#### Problem:
Lines holding the string "rgba" are the ones to copy from this listing.

#### Records provided:
= = =

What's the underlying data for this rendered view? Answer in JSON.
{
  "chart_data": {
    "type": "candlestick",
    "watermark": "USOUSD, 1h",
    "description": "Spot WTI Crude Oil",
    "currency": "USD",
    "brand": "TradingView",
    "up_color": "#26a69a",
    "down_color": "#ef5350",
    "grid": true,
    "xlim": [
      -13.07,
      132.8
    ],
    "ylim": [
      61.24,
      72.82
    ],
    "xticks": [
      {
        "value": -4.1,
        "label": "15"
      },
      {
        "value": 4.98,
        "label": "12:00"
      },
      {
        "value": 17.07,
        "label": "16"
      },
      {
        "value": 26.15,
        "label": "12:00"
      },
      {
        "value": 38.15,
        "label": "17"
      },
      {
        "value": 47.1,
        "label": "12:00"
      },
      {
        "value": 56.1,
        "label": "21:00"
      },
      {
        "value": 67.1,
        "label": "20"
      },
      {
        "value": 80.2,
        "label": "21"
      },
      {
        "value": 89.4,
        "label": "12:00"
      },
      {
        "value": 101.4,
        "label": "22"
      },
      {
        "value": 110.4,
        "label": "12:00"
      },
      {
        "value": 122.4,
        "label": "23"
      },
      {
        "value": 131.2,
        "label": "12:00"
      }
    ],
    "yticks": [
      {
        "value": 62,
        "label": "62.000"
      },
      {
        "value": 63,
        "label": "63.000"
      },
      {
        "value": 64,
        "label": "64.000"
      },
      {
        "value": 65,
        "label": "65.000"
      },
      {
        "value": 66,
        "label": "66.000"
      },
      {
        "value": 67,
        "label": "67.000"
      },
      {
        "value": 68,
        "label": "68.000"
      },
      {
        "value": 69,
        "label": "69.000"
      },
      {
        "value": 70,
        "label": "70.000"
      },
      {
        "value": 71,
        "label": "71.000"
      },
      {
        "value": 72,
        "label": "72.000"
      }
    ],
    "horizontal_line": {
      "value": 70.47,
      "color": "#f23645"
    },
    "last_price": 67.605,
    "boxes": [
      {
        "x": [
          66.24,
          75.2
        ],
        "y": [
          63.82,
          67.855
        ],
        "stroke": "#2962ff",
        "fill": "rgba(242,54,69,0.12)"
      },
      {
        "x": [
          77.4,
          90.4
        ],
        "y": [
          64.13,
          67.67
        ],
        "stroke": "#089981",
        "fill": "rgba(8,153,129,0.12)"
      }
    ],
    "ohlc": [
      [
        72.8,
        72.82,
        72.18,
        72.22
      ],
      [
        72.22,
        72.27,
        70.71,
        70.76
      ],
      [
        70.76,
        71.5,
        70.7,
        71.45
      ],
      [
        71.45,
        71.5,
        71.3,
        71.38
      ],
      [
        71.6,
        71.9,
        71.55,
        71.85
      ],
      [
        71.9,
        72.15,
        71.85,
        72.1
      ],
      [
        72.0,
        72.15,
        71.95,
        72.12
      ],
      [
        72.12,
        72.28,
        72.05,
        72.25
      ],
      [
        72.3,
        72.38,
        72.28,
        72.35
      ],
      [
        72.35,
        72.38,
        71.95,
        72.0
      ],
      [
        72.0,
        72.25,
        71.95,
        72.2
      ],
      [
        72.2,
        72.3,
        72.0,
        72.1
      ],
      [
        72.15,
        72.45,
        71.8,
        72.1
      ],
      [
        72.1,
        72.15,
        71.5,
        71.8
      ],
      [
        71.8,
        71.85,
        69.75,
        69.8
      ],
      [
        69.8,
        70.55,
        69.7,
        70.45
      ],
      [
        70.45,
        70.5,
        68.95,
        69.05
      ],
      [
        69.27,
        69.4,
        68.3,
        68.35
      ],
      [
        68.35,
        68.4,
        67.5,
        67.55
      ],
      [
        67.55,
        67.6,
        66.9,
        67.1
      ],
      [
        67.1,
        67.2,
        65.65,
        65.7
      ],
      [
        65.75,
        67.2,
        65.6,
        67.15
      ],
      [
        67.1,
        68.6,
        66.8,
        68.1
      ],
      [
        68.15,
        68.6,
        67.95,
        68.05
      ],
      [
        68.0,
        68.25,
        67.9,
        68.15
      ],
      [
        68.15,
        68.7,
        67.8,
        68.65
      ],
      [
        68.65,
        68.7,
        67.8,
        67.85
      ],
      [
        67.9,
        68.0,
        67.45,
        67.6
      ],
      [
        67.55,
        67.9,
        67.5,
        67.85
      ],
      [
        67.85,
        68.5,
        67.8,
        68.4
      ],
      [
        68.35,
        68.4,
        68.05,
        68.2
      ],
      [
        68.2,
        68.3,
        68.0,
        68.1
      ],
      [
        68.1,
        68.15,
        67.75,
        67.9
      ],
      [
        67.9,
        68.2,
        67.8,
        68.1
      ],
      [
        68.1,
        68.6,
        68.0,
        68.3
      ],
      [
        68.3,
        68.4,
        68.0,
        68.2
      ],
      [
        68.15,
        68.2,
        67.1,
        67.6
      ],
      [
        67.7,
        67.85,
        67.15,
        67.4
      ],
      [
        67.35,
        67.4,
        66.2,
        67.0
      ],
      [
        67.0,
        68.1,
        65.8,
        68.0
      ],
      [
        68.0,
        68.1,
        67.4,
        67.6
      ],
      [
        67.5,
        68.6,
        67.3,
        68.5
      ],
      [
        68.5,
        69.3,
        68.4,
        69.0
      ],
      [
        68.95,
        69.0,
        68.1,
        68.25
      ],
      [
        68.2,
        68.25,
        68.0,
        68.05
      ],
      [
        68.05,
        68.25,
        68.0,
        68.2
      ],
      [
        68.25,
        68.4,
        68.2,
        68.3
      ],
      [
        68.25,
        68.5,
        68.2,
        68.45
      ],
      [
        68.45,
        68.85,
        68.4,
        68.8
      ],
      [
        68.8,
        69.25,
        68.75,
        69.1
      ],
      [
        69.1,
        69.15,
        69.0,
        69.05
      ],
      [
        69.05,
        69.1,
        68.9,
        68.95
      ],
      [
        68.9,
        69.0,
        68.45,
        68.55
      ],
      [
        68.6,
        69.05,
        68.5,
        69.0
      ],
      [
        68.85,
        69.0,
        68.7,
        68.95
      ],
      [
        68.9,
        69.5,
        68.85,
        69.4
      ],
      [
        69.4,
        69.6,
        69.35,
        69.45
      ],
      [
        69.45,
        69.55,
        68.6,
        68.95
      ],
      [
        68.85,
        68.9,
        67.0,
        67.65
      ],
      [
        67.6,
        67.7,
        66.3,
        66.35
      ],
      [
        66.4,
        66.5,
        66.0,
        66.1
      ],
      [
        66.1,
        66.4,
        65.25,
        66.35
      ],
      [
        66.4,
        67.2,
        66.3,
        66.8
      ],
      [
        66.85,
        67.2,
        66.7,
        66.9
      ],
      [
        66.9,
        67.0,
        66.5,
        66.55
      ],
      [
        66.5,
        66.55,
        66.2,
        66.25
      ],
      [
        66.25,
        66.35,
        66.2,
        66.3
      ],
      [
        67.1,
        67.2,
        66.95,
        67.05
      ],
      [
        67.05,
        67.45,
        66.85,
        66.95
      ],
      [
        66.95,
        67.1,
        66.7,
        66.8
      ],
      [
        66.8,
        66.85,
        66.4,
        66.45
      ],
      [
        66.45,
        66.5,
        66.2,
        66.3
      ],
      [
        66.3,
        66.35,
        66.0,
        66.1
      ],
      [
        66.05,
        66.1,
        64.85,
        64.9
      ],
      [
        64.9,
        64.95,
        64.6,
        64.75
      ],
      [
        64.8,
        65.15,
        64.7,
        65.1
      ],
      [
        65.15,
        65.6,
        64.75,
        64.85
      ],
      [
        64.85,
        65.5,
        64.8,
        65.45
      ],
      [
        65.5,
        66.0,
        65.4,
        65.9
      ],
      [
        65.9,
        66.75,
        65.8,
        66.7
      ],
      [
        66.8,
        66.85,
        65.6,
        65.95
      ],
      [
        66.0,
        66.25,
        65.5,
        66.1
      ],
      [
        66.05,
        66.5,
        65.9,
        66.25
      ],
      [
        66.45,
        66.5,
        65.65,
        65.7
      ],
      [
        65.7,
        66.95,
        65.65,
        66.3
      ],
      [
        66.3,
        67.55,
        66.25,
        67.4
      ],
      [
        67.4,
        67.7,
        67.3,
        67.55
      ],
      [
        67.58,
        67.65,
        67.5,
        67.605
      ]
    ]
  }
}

= = =

#### Finished answer:
        "fill": "rgba(242,54,69,0.12)"
        "fill": "rgba(8,153,129,0.12)"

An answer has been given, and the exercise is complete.